● What to do:
Copy out the data exactly, leaving the pictures behind.

● Listing:
►

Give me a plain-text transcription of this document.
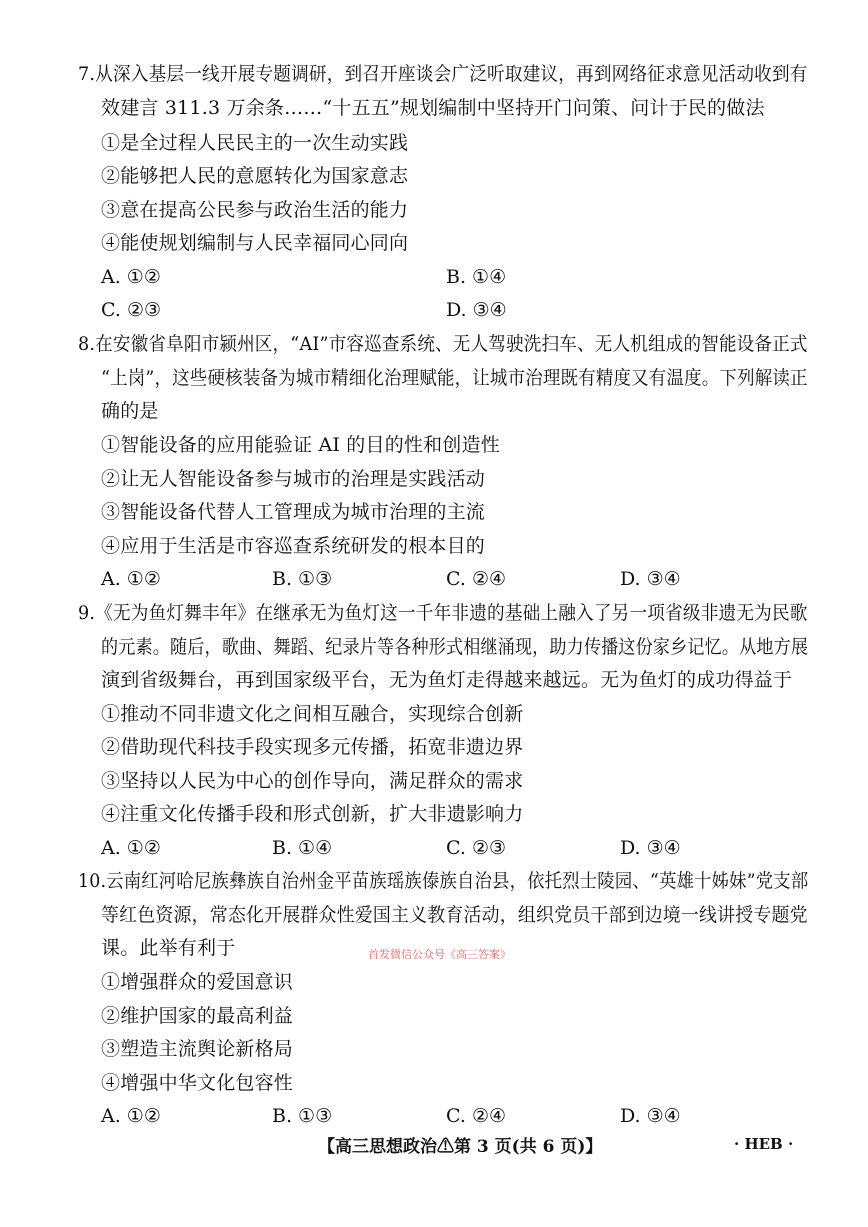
7.从深入基层一线开展专题调研，到召开座谈会广泛听取建议，再到网络征求意见活动收到有
效建言 311.3 万余条……“十五五”规划编制中坚持开门问策、问计于民的做法
①是全过程人民民主的一次生动实践
②能够把人民的意愿转化为国家意志
③意在提高公民参与政治生活的能力
④能使规划编制与人民幸福同心同向
A. ①②	B. ①④
C. ②③	D. ③④
8.在安徽省阜阳市颍州区，“AI”市容巡查系统、无人驾驶洗扫车、无人机组成的智能设备正式
“上岗”，这些硬核装备为城市精细化治理赋能，让城市治理既有精度又有温度。下列解读正
确的是
①智能设备的应用能验证 AI 的目的性和创造性
②让无人智能设备参与城市的治理是实践活动
③智能设备代替人工管理成为城市治理的主流
④应用于生活是市容巡查系统研发的根本目的
A. ①②	B. ①③	C. ②④	D. ③④
9.《无为鱼灯舞丰年》在继承无为鱼灯这一千年非遗的基础上融入了另一项省级非遗无为民歌
的元素。随后，歌曲、舞蹈、纪录片等各种形式相继涌现，助力传播这份家乡记忆。从地方展
演到省级舞台，再到国家级平台，无为鱼灯走得越来越远。无为鱼灯的成功得益于
①推动不同非遗文化之间相互融合，实现综合创新
②借助现代科技手段实现多元传播，拓宽非遗边界
③坚持以人民为中心的创作导向，满足群众的需求
④注重文化传播手段和形式创新，扩大非遗影响力
A. ①②	B. ①④	C. ②③	D. ③④
10.云南红河哈尼族彝族自治州金平苗族瑶族傣族自治县，依托烈士陵园、“英雄十姊妹”党支部
等红色资源，常态化开展群众性爱国主义教育活动，组织党员干部到边境一线讲授专题党
课。此举有利于	首发微信公众号《高三答案》
①增强群众的爱国意识
②维护国家的最高利益
③塑造主流舆论新格局
④增强中华文化包容性
A. ①②	B. ①③	C. ②④	D. ③④
【高三思想政治⚠第 3 页(共 6 页)】	· HEB ·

◄

● Written solution:
Give me a plain-text transcription of this document.
7.从深入基层一线开展专题调研，到召开座谈会广泛听取建议，再到网络征求意见活动收到有
效建言 311.3 万余条……“十五五”规划编制中坚持开门问策、问计于民的做法
①是全过程人民民主的一次生动实践
②能够把人民的意愿转化为国家意志
③意在提高公民参与政治生活的能力
④能使规划编制与人民幸福同心同向
A. ①②	B. ①④
C. ②③	D. ③④
8.在安徽省阜阳市颍州区，“AI”市容巡查系统、无人驾驶洗扫车、无人机组成的智能设备正式
“上岗”，这些硬核装备为城市精细化治理赋能，让城市治理既有精度又有温度。下列解读正
确的是
①智能设备的应用能验证 AI 的目的性和创造性
②让无人智能设备参与城市的治理是实践活动
③智能设备代替人工管理成为城市治理的主流
④应用于生活是市容巡查系统研发的根本目的
A. ①②	B. ①③	C. ②④	D. ③④
9.《无为鱼灯舞丰年》在继承无为鱼灯这一千年非遗的基础上融入了另一项省级非遗无为民歌
的元素。随后，歌曲、舞蹈、纪录片等各种形式相继涌现，助力传播这份家乡记忆。从地方展
演到省级舞台，再到国家级平台，无为鱼灯走得越来越远。无为鱼灯的成功得益于
①推动不同非遗文化之间相互融合，实现综合创新
②借助现代科技手段实现多元传播，拓宽非遗边界
③坚持以人民为中心的创作导向，满足群众的需求
④注重文化传播手段和形式创新，扩大非遗影响力
A. ①②	B. ①④	C. ②③	D. ③④
10.云南红河哈尼族彝族自治州金平苗族瑶族傣族自治县，依托烈士陵园、“英雄十姊妹”党支部
等红色资源，常态化开展群众性爱国主义教育活动，组织党员干部到边境一线讲授专题党
课。此举有利于	首发微信公众号《高三答案》
①增强群众的爱国意识
②维护国家的最高利益
③塑造主流舆论新格局
④增强中华文化包容性
A. ①②	B. ①③	C. ②④	D. ③④
【高三思想政治⚠第 3 页(共 6 页)】	· HEB ·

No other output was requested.